-- START OF Given information --

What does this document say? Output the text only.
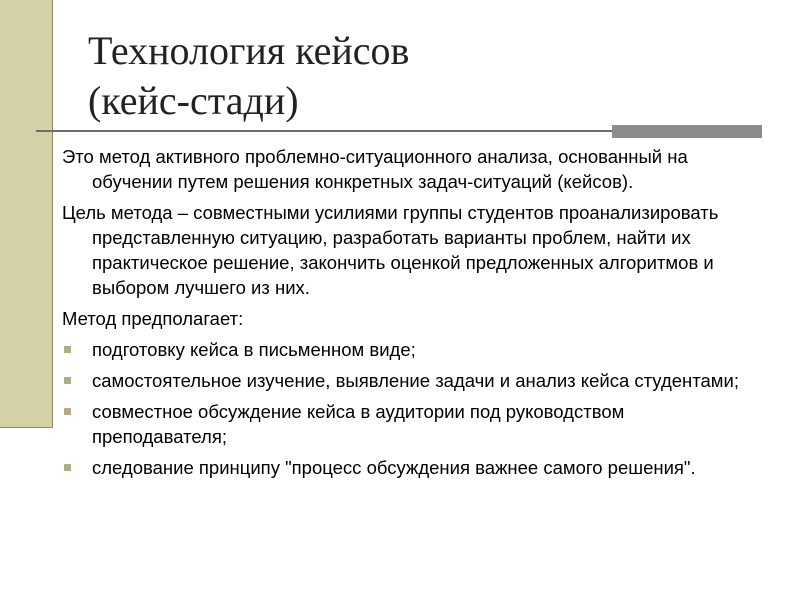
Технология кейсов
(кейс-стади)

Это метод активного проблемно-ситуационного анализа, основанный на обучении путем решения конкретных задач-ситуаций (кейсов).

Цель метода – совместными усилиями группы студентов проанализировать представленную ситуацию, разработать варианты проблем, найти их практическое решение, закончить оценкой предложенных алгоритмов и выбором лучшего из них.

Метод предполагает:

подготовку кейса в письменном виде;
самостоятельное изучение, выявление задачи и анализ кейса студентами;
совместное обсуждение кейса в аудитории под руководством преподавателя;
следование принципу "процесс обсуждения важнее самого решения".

-- END OF Given information --

[Problem to solve]: Your answer should be a single number: how many lines in the data above include "кейса"?

[Solution for this problem]: 3